▶ _Problem requirements_:
Render every line of the records below as a numbered list, leaving out any blank lines.

▶ _Data rows_:
┏━━
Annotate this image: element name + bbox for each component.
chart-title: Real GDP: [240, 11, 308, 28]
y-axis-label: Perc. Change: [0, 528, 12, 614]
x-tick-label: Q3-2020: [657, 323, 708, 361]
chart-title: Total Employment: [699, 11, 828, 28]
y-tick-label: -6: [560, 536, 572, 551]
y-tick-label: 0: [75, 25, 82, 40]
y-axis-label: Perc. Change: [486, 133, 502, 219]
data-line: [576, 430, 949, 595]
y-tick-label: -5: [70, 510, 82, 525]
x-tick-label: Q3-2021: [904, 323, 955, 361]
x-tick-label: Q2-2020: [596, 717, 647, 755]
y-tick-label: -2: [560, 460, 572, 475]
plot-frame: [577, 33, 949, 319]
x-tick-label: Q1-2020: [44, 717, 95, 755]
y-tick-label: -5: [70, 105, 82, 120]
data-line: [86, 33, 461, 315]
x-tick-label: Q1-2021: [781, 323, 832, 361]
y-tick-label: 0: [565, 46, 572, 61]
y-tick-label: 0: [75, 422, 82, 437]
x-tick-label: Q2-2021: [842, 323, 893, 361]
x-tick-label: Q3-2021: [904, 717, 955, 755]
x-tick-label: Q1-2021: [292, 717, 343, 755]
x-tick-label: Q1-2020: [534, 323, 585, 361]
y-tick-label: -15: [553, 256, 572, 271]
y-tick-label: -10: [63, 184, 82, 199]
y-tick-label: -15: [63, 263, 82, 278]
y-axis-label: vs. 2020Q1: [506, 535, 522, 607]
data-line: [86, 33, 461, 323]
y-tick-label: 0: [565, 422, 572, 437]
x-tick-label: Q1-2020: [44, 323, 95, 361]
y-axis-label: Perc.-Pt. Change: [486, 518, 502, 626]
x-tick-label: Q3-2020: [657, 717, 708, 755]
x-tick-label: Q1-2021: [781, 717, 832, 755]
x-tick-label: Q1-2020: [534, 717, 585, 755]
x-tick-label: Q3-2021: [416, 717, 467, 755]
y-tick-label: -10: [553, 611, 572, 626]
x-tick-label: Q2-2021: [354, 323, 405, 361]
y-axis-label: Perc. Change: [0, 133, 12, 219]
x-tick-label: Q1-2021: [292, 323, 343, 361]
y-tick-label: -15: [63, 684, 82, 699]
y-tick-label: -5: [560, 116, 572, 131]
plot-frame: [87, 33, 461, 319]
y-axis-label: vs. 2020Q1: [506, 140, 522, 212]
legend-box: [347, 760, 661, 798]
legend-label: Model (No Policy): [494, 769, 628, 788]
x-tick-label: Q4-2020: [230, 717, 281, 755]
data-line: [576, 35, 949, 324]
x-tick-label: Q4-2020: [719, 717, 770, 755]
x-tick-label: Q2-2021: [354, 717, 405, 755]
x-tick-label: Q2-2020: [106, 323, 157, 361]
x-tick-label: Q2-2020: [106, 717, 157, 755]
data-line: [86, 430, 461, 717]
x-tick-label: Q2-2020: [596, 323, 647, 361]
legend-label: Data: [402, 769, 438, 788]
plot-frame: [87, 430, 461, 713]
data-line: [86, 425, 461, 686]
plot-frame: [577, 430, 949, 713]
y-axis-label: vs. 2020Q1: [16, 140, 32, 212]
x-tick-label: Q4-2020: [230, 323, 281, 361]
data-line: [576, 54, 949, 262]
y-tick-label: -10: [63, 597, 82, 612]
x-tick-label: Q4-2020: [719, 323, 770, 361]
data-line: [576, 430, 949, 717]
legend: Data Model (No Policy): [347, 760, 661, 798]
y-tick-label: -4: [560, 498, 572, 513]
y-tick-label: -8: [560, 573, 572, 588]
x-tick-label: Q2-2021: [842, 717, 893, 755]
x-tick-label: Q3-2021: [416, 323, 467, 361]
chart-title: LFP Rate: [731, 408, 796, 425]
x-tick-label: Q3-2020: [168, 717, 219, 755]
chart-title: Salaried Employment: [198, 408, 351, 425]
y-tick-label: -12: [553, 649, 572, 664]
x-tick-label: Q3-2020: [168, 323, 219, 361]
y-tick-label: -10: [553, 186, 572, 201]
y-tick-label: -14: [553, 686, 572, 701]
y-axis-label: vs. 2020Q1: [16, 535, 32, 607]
┗━━
▶ _Solution_:
1. Annotate this image: element name + bbox for each component.
2. chart-title: Real GDP: [240, 11, 308, 28]
3. y-axis-label: Perc. Change: [0, 528, 12, 614]
4. x-tick-label: Q3-2020: [657, 323, 708, 361]
5. chart-title: Total Employment: [699, 11, 828, 28]
6. y-tick-label: -6: [560, 536, 572, 551]
7. y-tick-label: 0: [75, 25, 82, 40]
8. y-axis-label: Perc. Change: [486, 133, 502, 219]
9. data-line: [576, 430, 949, 595]
10. y-tick-label: -5: [70, 510, 82, 525]
11. x-tick-label: Q3-2021: [904, 323, 955, 361]
12. x-tick-label: Q2-2020: [596, 717, 647, 755]
13. y-tick-label: -2: [560, 460, 572, 475]
14. plot-frame: [577, 33, 949, 319]
15. x-tick-label: Q1-2020: [44, 717, 95, 755]
16. y-tick-label: -5: [70, 105, 82, 120]
17. data-line: [86, 33, 461, 315]
18. x-tick-label: Q1-2021: [781, 323, 832, 361]
19. y-tick-label: 0: [565, 46, 572, 61]
20. y-tick-label: 0: [75, 422, 82, 437]
21. x-tick-label: Q2-2021: [842, 323, 893, 361]
22. x-tick-label: Q3-2021: [904, 717, 955, 755]
23. x-tick-label: Q1-2021: [292, 717, 343, 755]
24. x-tick-label: Q1-2020: [534, 323, 585, 361]
25. y-tick-label: -15: [553, 256, 572, 271]
26. y-tick-label: -10: [63, 184, 82, 199]
27. y-tick-label: -15: [63, 263, 82, 278]
28. y-axis-label: vs. 2020Q1: [506, 535, 522, 607]
29. data-line: [86, 33, 461, 323]
30. y-tick-label: 0: [565, 422, 572, 437]
31. x-tick-label: Q1-2020: [44, 323, 95, 361]
32. y-axis-label: Perc.-Pt. Change: [486, 518, 502, 626]
33. x-tick-label: Q3-2020: [657, 717, 708, 755]
34. x-tick-label: Q1-2021: [781, 717, 832, 755]
35. x-tick-label: Q1-2020: [534, 717, 585, 755]
36. x-tick-label: Q3-2021: [416, 717, 467, 755]
37. y-tick-label: -10: [553, 611, 572, 626]
38. x-tick-label: Q2-2021: [354, 323, 405, 361]
39. y-axis-label: Perc. Change: [0, 133, 12, 219]
40. x-tick-label: Q1-2021: [292, 323, 343, 361]
41. y-tick-label: -15: [63, 684, 82, 699]
42. y-tick-label: -5: [560, 116, 572, 131]
43. plot-frame: [87, 33, 461, 319]
44. y-axis-label: vs. 2020Q1: [506, 140, 522, 212]
45. legend-box: [347, 760, 661, 798]
46. legend-label: Model (No Policy): [494, 769, 628, 788]
47. x-tick-label: Q4-2020: [230, 717, 281, 755]
48. data-line: [576, 35, 949, 324]
49. x-tick-label: Q4-2020: [719, 717, 770, 755]
50. x-tick-label: Q2-2021: [354, 717, 405, 755]
51. x-tick-label: Q2-2020: [106, 323, 157, 361]
52. x-tick-label: Q2-2020: [106, 717, 157, 755]
53. data-line: [86, 430, 461, 717]
54. x-tick-label: Q2-2020: [596, 323, 647, 361]
55. legend-label: Data: [402, 769, 438, 788]
56. plot-frame: [87, 430, 461, 713]
57. data-line: [86, 425, 461, 686]
58. plot-frame: [577, 430, 949, 713]
59. y-axis-label: vs. 2020Q1: [16, 140, 32, 212]
60. x-tick-label: Q4-2020: [230, 323, 281, 361]
61. data-line: [576, 54, 949, 262]
62. y-tick-label: -10: [63, 597, 82, 612]
63. x-tick-label: Q4-2020: [719, 323, 770, 361]
64. data-line: [576, 430, 949, 717]
65. legend: Data Model (No Policy): [347, 760, 661, 798]
66. y-tick-label: -4: [560, 498, 572, 513]
67. y-tick-label: -8: [560, 573, 572, 588]
68. x-tick-label: Q2-2021: [842, 717, 893, 755]
69. x-tick-label: Q3-2021: [416, 323, 467, 361]
70. chart-title: LFP Rate: [731, 408, 796, 425]
71. x-tick-label: Q3-2020: [168, 717, 219, 755]
72. chart-title: Salaried Employment: [198, 408, 351, 425]
73. y-tick-label: -12: [553, 649, 572, 664]
74. x-tick-label: Q3-2020: [168, 323, 219, 361]
75. y-tick-label: -10: [553, 186, 572, 201]
76. y-tick-label: -14: [553, 686, 572, 701]
77. y-axis-label: vs. 2020Q1: [16, 535, 32, 607]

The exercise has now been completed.